- PAGE TEXT -
----------------

On the personal point whether an author should ever hear of himself, George Eliot oddly enough contradicts herself in a casual remark upon Bulwer. “I have a great respect,” she says, “for the energetic industry which has made the most of his powers. He has been writing diligently for more than thirty years, constantly improving his position, and profiting by the lessons of public opinion and of other writers” (ii. 322). But if it is true that the less an author hears about himself the better, how are these salutary “lessons of public opinion” to penetrate to him? “Rubens,” she says, writing from Munich, in 1858 (ii. 28), “gives me more pleasure than any other painter whether right or wrong. More than any one else he makes me feel that painting is a great art, and that he was a great artist. His are such real breathing men and women, moved by passions, not mincing, and grimacing, and posing in mere imitation of passion.” But Rubens did not concentrate his intellect on his own ponderings, nor shut out the wholesome chastenings of praise and blame, lest they should discourage his inspiration. Beethoven, another of the chief objects of George Eliot’s veneration, bore all the rough stress of an active and troublesome calling, though of the musician, if of any, we may say, that his is the art of self-absorption.

----------------

- WRITTEN EXERCISE -
Could you write the next part of the passage on George Eliot's views about authors and criticism, picking up after its last sentence? These rows come from a separate source unrelated to the passage on George Eliot.

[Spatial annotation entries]

----------------

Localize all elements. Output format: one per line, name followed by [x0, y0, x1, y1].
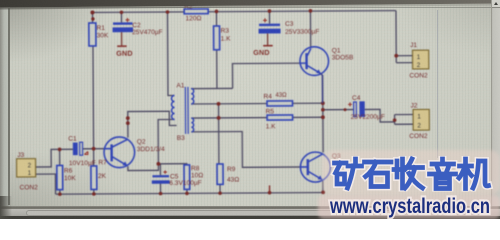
watermark char 矿	[335, 159, 362, 188]
wire C5 node to R8	[158, 164, 186, 165]
connector J3	[17, 159, 36, 177]
resistor R1	[89, 23, 96, 46]
watermark pink glow backdrop	[322, 150, 500, 195]
wire R6 top lead	[59, 149, 61, 165]
resistor R9	[217, 164, 223, 184]
watermark char 音	[430, 159, 456, 189]
wire J3 pin1 stub down to rail	[35, 174, 55, 194]
primary winding (left)	[171, 95, 174, 119]
capacitor C2	[112, 18, 133, 46]
wire R4 row	[191, 102, 323, 105]
wire R1 top lead	[91, 12, 93, 22]
wire R7 top lead	[93, 149, 95, 166]
wire Q1 emitter to Q3 collector vertical	[322, 75, 324, 152]
resistor R8	[184, 165, 190, 190]
wire R3 top lead	[215, 12, 217, 26]
capacitor C5	[152, 170, 170, 183]
wire R5 row	[191, 116, 323, 119]
wire C1 right to Q2 base	[82, 148, 104, 150]
wire C5 bottom lead	[160, 183, 162, 193]
wire bottom ground rail	[56, 193, 324, 195]
watermark char 石	[365, 162, 392, 187]
wire secondary W4 bottom lead to Q3 base	[191, 131, 301, 167]
wire R6 bottom lead	[59, 190, 61, 194]
watermark char 音 halo	[430, 159, 456, 189]
wire C3 top lead	[268, 11, 270, 23]
svg-text:www.crystalradio.cn: www.crystalradio.cn	[329, 195, 490, 218]
core	[185, 87, 188, 134]
wire Q3 emitter lead	[322, 181, 324, 193]
watermark char 石 halo	[365, 162, 392, 187]
resistor R4	[267, 101, 293, 106]
watermark char 收	[394, 159, 423, 188]
wire Q2 collector path	[128, 111, 177, 137]
resistor R3	[214, 26, 220, 50]
wire R7 bottom lead	[93, 189, 95, 193]
watermark char 矿 halo	[335, 159, 362, 188]
wire J3 pin2 stub up to input node	[35, 149, 73, 167]
capacitor C3	[259, 18, 281, 46]
wire R9 bottom lead	[219, 184, 221, 193]
wire Q1 base wire	[232, 63, 300, 88]
wire rail drop to transformer primary top	[167, 12, 174, 96]
transistor Q1	[300, 47, 329, 104]
resistor R6	[57, 165, 63, 189]
resistor R2	[184, 9, 208, 14]
wire C2 top lead	[120, 12, 122, 22]
watermark char 机 halo	[459, 159, 489, 189]
transistor Q3	[300, 152, 330, 182]
wire Q1 collector lead	[309, 11, 311, 48]
transistor Q2	[104, 137, 135, 168]
resistor R7	[91, 166, 97, 190]
secondary winding W4 (bottom right)	[191, 118, 193, 132]
wire Q2 emitter path to C5 node	[128, 164, 159, 171]
secondary winding W3 (top right)	[191, 89, 194, 104]
wire rail drop to J1	[395, 11, 397, 63]
wire J1 pin stubs	[396, 56, 413, 63]
connector J2	[413, 109, 429, 130]
capacitor C1	[73, 142, 88, 155]
resistor R5	[267, 115, 293, 120]
wire R1 bottom lead down to Q2 base node	[92, 46, 95, 149]
wire secondary W3 top lead	[191, 87, 233, 89]
ground stub on bottom rail	[269, 185, 271, 192]
transformer A1/B3	[171, 87, 194, 134]
connector J1	[412, 50, 428, 69]
wire R8 bottom lead	[186, 189, 188, 193]
wire J2 pin vertical	[395, 115, 414, 125]
capacitor C4	[348, 101, 365, 117]
wire R9 branch vertical	[218, 104, 220, 164]
watermark char 机	[459, 159, 489, 189]
wire C5 top lead	[159, 164, 161, 175]
watermark char 收 halo	[394, 159, 423, 188]
wire top power rail	[92, 11, 395, 13]
wire primary bottom lead down to C5 node	[158, 119, 175, 163]
wire C4 tap	[323, 109, 395, 122]
wire R3 bottom lead to Q1 base node	[216, 50, 218, 89]
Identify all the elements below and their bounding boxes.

----------------

- RESPONSE TO THE TASK -
Hence, delightful and inspiring as it is to read this story of diligent and discriminating cultivation, of accurate truth and real erudition and beauty, not vaguely but methodically interpreted, one has some of the sensations of the moral and intellectual hothouse. Mental hygiene is apt to lead to mental valetudinarianism. “The ignorant journalist” may be left to the torment which George Eliot wished that she could inflict on one of those literary slovens whose manuscripts bring even the most philosophic editor to the point of exasperation: “I should like to stick red-hot skewers through the writer, whose style is as sprawling as his handwriting.” By all means. But much that even the most sympathetic reader finds repellent in George Eliot’s later work might perhaps never have been, if Mr. Lewes had not practised with more than Russian rigor a censorship of the press and the post office which kept every disagreeable whisper scrupulously from her ear. To slop every draft with sandbags, screens, and curtains, and to limit one’s exercise to a drive in a well-warmed brougham with the windows drawn up, may save a few annoying colds in the head, but the end of the process will be the manufacture of an invalid.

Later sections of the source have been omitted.